Directive →
Return all lines in the material below that contain "this".

▶

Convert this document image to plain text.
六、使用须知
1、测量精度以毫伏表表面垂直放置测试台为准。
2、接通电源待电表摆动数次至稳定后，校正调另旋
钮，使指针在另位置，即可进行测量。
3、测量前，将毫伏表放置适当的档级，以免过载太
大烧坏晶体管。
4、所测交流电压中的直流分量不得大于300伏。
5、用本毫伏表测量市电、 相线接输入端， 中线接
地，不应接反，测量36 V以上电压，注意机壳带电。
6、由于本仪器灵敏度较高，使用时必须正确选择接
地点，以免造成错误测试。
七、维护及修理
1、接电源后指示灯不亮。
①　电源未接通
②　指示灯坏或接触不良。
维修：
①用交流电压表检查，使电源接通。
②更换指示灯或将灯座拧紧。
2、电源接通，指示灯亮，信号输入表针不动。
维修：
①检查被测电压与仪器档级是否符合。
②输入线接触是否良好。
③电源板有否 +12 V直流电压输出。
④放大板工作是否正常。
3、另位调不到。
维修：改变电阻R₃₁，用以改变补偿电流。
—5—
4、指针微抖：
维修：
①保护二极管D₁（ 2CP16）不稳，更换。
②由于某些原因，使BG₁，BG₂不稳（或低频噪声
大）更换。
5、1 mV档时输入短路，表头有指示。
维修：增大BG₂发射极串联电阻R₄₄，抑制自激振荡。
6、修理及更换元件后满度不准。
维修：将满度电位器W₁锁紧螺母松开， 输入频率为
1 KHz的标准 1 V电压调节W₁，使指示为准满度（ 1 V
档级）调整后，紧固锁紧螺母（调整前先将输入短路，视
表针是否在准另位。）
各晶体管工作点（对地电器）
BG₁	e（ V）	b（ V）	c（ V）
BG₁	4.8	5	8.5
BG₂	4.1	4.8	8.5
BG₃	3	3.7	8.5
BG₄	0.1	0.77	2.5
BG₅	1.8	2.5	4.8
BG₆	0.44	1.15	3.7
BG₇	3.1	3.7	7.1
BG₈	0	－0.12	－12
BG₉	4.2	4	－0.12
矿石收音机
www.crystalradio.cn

◀
▶

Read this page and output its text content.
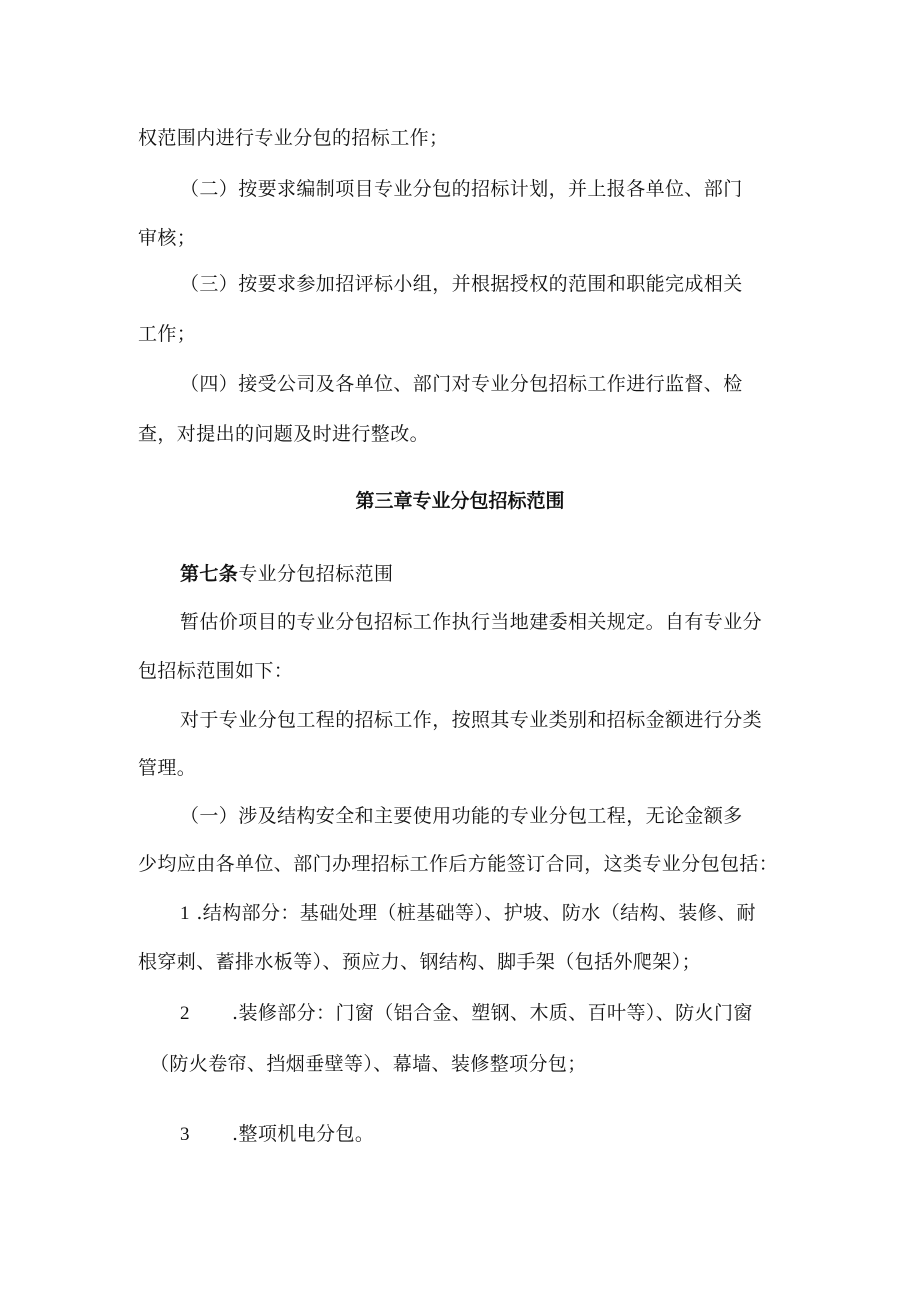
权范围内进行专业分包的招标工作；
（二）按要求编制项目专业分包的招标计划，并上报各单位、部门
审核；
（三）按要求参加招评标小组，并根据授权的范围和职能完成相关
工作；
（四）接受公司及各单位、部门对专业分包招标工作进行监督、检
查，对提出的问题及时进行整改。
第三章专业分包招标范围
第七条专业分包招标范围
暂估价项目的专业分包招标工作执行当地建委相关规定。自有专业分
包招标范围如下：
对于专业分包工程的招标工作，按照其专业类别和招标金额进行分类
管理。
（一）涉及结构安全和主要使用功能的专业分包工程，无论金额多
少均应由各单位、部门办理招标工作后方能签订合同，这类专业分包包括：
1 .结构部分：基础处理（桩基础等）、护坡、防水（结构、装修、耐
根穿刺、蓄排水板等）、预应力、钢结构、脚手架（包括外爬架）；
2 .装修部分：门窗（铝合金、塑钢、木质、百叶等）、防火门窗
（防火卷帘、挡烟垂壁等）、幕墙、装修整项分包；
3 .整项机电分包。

◀

Task result →
Convert this document image to plain text.
Read this page and output its text content.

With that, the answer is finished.